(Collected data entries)
────────────────────────────────────────

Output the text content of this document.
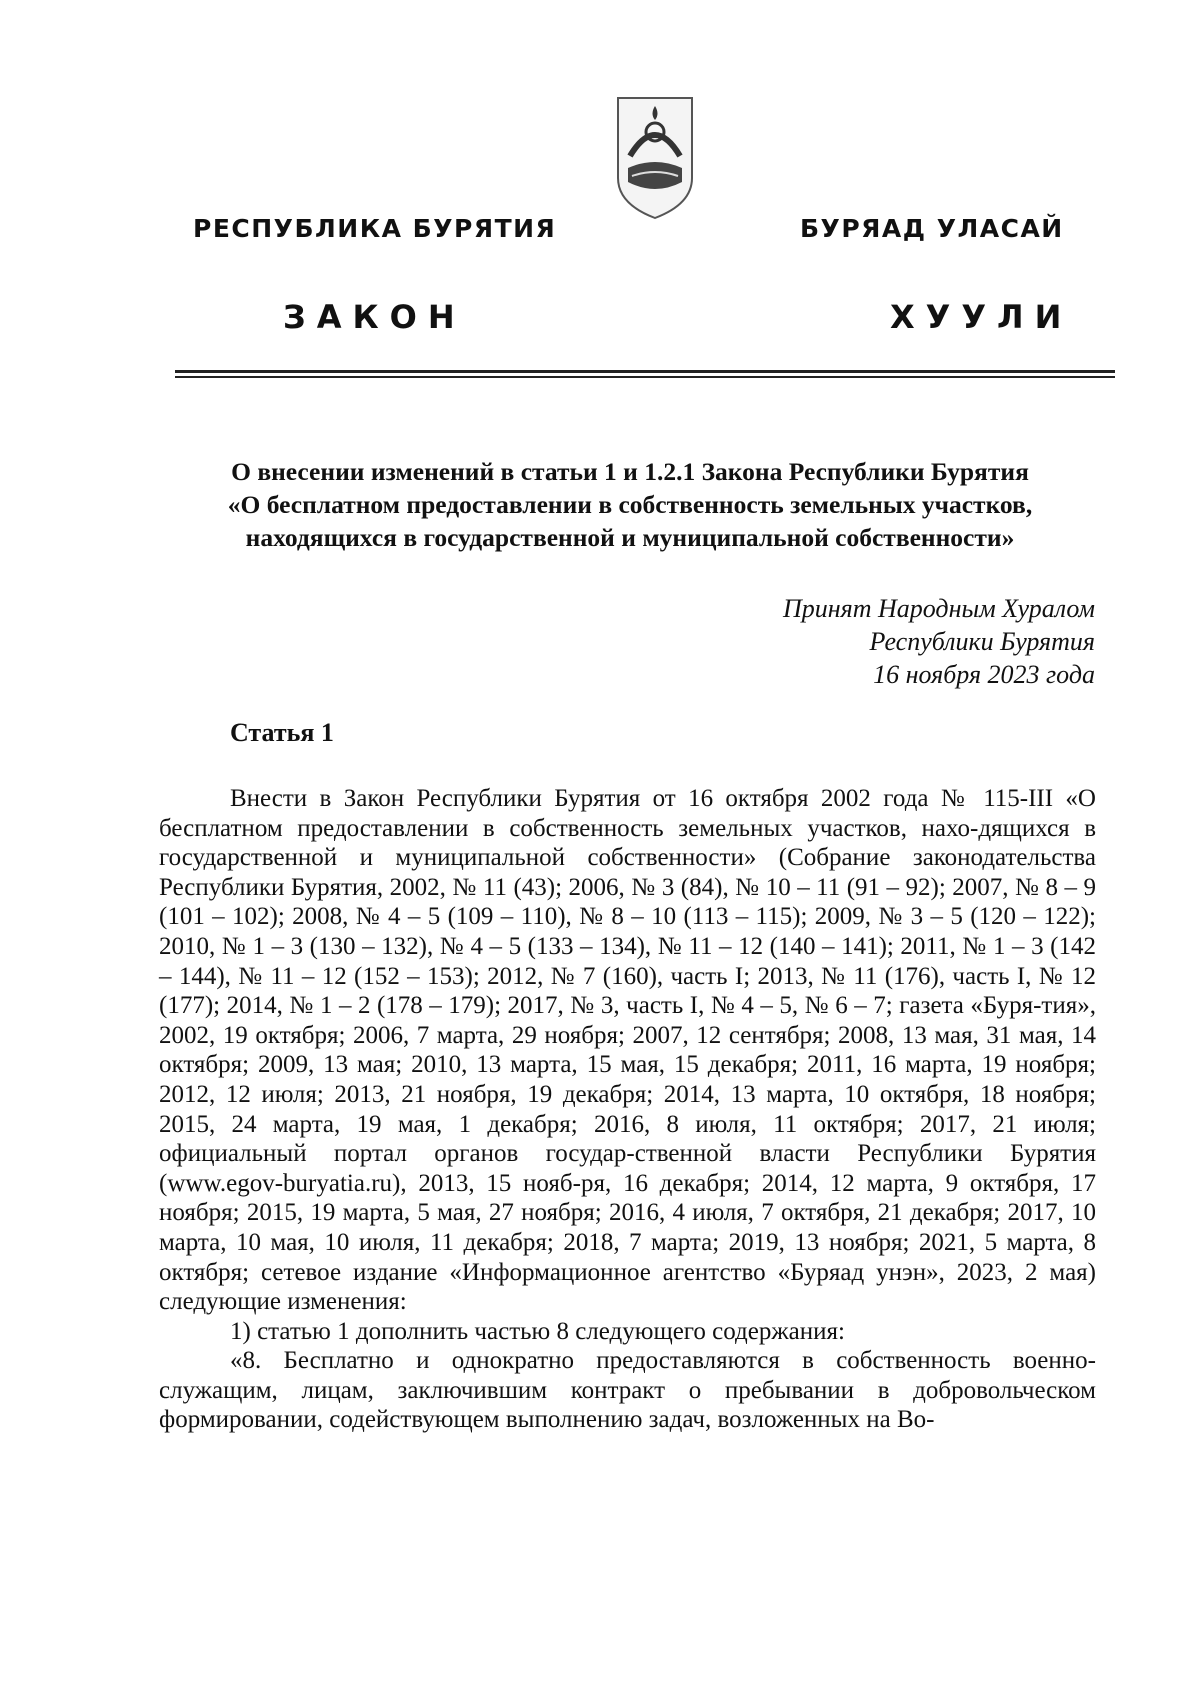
РЕСПУБЛИКА БУРЯТИЯ	БУРЯАД УЛАСАЙ
ЗАКОН	ХУУЛИ
О внесении изменений в статьи 1 и 1.2.1 Закона Республики Бурятия
«О бесплатном предоставлении в собственность земельных участков,
находящихся в государственной и муниципальной собственности»
Принят Народным Хуралом
Республики Бурятия
16 ноября 2023 года
Статья 1

Внести в Закон Республики Бурятия от 16 октября 2002 года № 115-III «О бесплатном предоставлении в собственность земельных участков, нахо-дящихся в государственной и муниципальной собственности» (Собрание законодательства Республики Бурятия, 2002, № 11 (43); 2006, № 3 (84), № 10 – 11 (91 – 92); 2007, № 8 – 9 (101 – 102); 2008, № 4 – 5 (109 – 110), № 8 – 10 (113 – 115); 2009, № 3 – 5 (120 – 122); 2010, № 1 – 3 (130 – 132), № 4 – 5 (133 – 134), № 11 – 12 (140 – 141); 2011, № 1 – 3 (142 – 144), № 11 – 12 (152 – 153); 2012, № 7 (160), часть I; 2013, № 11 (176), часть I, № 12 (177); 2014, № 1 – 2 (178 – 179); 2017, № 3, часть I, № 4 – 5, № 6 – 7; газета «Буря-тия», 2002, 19 октября; 2006, 7 марта, 29 ноября; 2007, 12 сентября; 2008, 13 мая, 31 мая, 14 октября; 2009, 13 мая; 2010, 13 марта, 15 мая, 15 декабря; 2011, 16 марта, 19 ноября; 2012, 12 июля; 2013, 21 ноября, 19 декабря; 2014, 13 марта, 10 октября, 18 ноября; 2015, 24 марта, 19 мая, 1 декабря; 2016, 8 июля, 11 октября; 2017, 21 июля; официальный портал органов государ-ственной власти Республики Бурятия (www.egov-buryatia.ru), 2013, 15 нояб-ря, 16 декабря; 2014, 12 марта, 9 октября, 17 ноября; 2015, 19 марта, 5 мая, 27 ноября; 2016, 4 июля, 7 октября, 21 декабря; 2017, 10 марта, 10 мая, 10 июля, 11 декабря; 2018, 7 марта; 2019, 13 ноября; 2021, 5 марта, 8 октября; сетевое издание «Информационное агентство «Буряад унэн», 2023, 2 мая) следующие изменения:

1) статью 1 дополнить частью 8 следующего содержания:

«8. Бесплатно и однократно предоставляются в собственность военно-служащим, лицам, заключившим контракт о пребывании в добровольческом формировании, содействующем выполнению задач, возложенных на Во-
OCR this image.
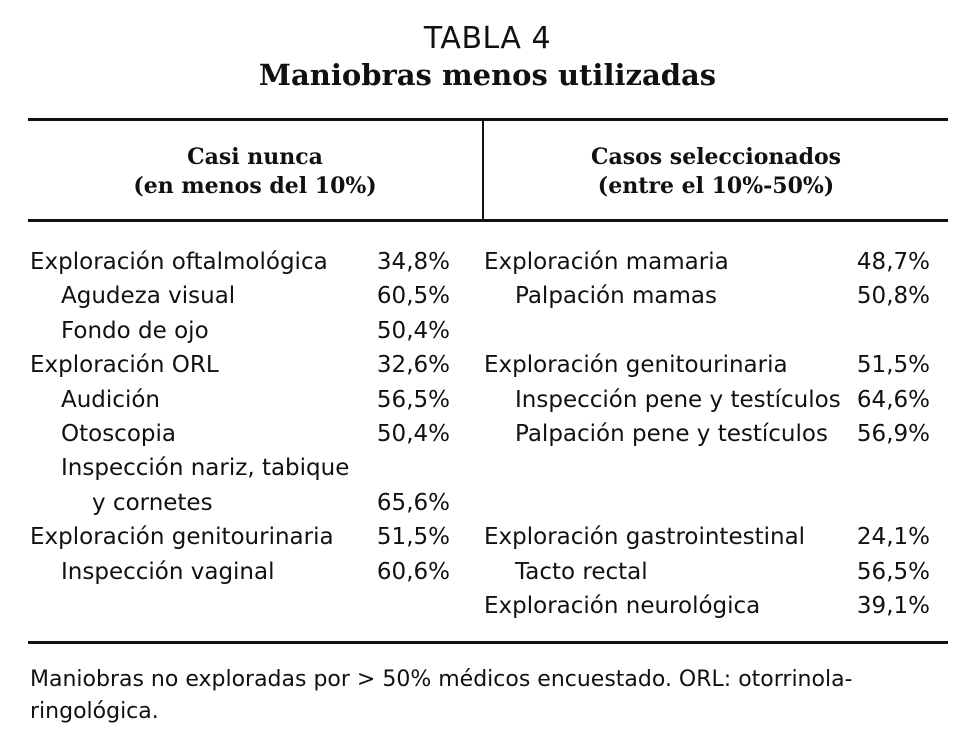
TABLA 4
Maniobras menos utilizadas
Casi nunca
(en menos del 10%)
Casos seleccionados
(entre el 10%-50%)
Exploración oftalmológica 34,8%
Agudeza visual	60,5%
Fondo de ojo	50,4%
Exploración ORL	32,6%
Audición	56,5%
Otoscopia	50,4%
Inspección nariz, tabique
y cornetes	65,6%
Exploración genitourinaria 51,5%
Inspección vaginal	60,6%
Exploración mamaria	48,7%
Palpación mamas	50,8%
Exploración genitourinaria	51,5%
Inspección pene y testículos 64,6%
Palpación pene y testículos 56,9%
Exploración gastrointestinal 24,1%
Tacto rectal	56,5%
Exploración neurológica	39,1%
Maniobras no exploradas por > 50% médicos encuestado. ORL: otorrinola-ringológica.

────────────────────────────────────────

## The request
Look through the entries above for the word "genitourinaria". Copy every line where it shows up.

## Answer for this exercise
Exploración genitourinaria 51,5%
Exploración genitourinaria	51,5%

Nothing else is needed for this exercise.